Objective: Drop the images; return everything else in the listing below exactly.

Some records
◇ ◇ ◇ ◇
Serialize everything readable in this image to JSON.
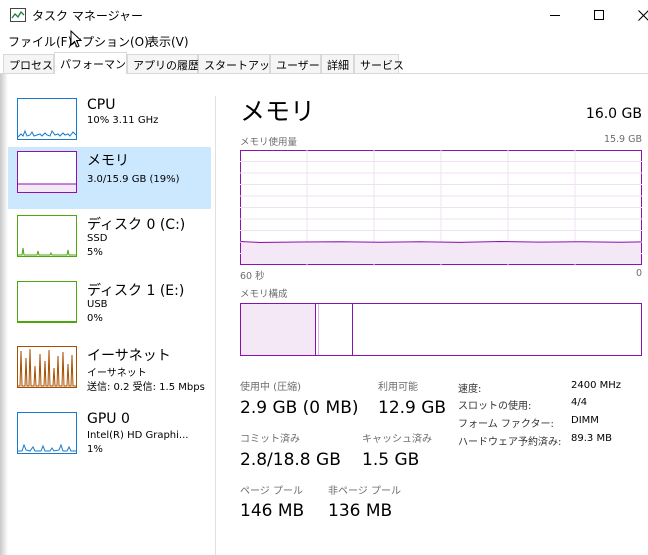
{
  "window": {
    "title": "タスク マネージャー"
  },
  "menu": [
    "ファイル(F)",
    "オプション(O)",
    "表示(V)"
  ],
  "tabs": [
    "プロセス",
    "パフォーマンス",
    "アプリの履歴",
    "スタートアップ",
    "ユーザー",
    "詳細",
    "サービス"
  ],
  "resources": [
    {
      "name": "CPU",
      "line1": "10%  3.11 GHz",
      "line2": "",
      "color": "#1979ca"
    },
    {
      "name": "メモリ",
      "line1": "3.0/15.9 GB (19%)",
      "line2": "",
      "color": "#8b12ae"
    },
    {
      "name": "ディスク 0 (C:)",
      "line1": "SSD",
      "line2": "5%",
      "color": "#4da60c"
    },
    {
      "name": "ディスク 1 (E:)",
      "line1": "USB",
      "line2": "0%",
      "color": "#4da60c"
    },
    {
      "name": "イーサネット",
      "line1": "イーサネット",
      "line2": "送信: 0.2  受信: 1.5 Mbps",
      "color": "#a74f01"
    },
    {
      "name": "GPU 0",
      "line1": "Intel(R) HD Graphi...",
      "line2": "1%",
      "color": "#1979ca"
    }
  ],
  "main": {
    "title": "メモリ",
    "total": "16.0 GB",
    "usage_label": "メモリ使用量",
    "usage_max": "15.9 GB",
    "axis_left": "60 秒",
    "axis_right": "0",
    "composition_label": "メモリ構成",
    "accent_color": "#8b12ae",
    "usage_percent": 19,
    "stats": {
      "in_use_label": "使用中 (圧縮)",
      "in_use_value": "2.9 GB (0 MB)",
      "available_label": "利用可能",
      "available_value": "12.9 GB",
      "committed_label": "コミット済み",
      "committed_value": "2.8/18.8 GB",
      "cached_label": "キャッシュ済み",
      "cached_value": "1.5 GB",
      "paged_label": "ページ プール",
      "paged_value": "146 MB",
      "nonpaged_label": "非ページ プール",
      "nonpaged_value": "136 MB"
    },
    "details": [
      {
        "label": "速度:",
        "value": "2400 MHz"
      },
      {
        "label": "スロットの使用:",
        "value": "4/4"
      },
      {
        "label": "フォーム ファクター:",
        "value": "DIMM"
      },
      {
        "label": "ハードウェア予約済み:",
        "value": "89.3 MB"
      }
    ]
  }
}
◇ ◇ ◇ ◇
Task answer:
Serialize everything readable in this image to JSON.
{
  "window": {
    "title": "タスク マネージャー"
  },
  "menu": [
    "ファイル(F)",
    "オプション(O)",
    "表示(V)"
  ],
  "tabs": [
    "プロセス",
    "パフォーマンス",
    "アプリの履歴",
    "スタートアップ",
    "ユーザー",
    "詳細",
    "サービス"
  ],
  "resources": [
    {
      "name": "CPU",
      "line1": "10%  3.11 GHz",
      "line2": "",
      "color": "#1979ca"
    },
    {
      "name": "メモリ",
      "line1": "3.0/15.9 GB (19%)",
      "line2": "",
      "color": "#8b12ae"
    },
    {
      "name": "ディスク 0 (C:)",
      "line1": "SSD",
      "line2": "5%",
      "color": "#4da60c"
    },
    {
      "name": "ディスク 1 (E:)",
      "line1": "USB",
      "line2": "0%",
      "color": "#4da60c"
    },
    {
      "name": "イーサネット",
      "line1": "イーサネット",
      "line2": "送信: 0.2  受信: 1.5 Mbps",
      "color": "#a74f01"
    },
    {
      "name": "GPU 0",
      "line1": "Intel(R) HD Graphi...",
      "line2": "1%",
      "color": "#1979ca"
    }
  ],
  "main": {
    "title": "メモリ",
    "total": "16.0 GB",
    "usage_label": "メモリ使用量",
    "usage_max": "15.9 GB",
    "axis_left": "60 秒",
    "axis_right": "0",
    "composition_label": "メモリ構成",
    "accent_color": "#8b12ae",
    "usage_percent": 19,
    "stats": {
      "in_use_label": "使用中 (圧縮)",
      "in_use_value": "2.9 GB (0 MB)",
      "available_label": "利用可能",
      "available_value": "12.9 GB",
      "committed_label": "コミット済み",
      "committed_value": "2.8/18.8 GB",
      "cached_label": "キャッシュ済み",
      "cached_value": "1.5 GB",
      "paged_label": "ページ プール",
      "paged_value": "146 MB",
      "nonpaged_label": "非ページ プール",
      "nonpaged_value": "136 MB"
    },
    "details": [
      {
        "label": "速度:",
        "value": "2400 MHz"
      },
      {
        "label": "スロットの使用:",
        "value": "4/4"
      },
      {
        "label": "フォーム ファクター:",
        "value": "DIMM"
      },
      {
        "label": "ハードウェア予約済み:",
        "value": "89.3 MB"
      }
    ]
  }
}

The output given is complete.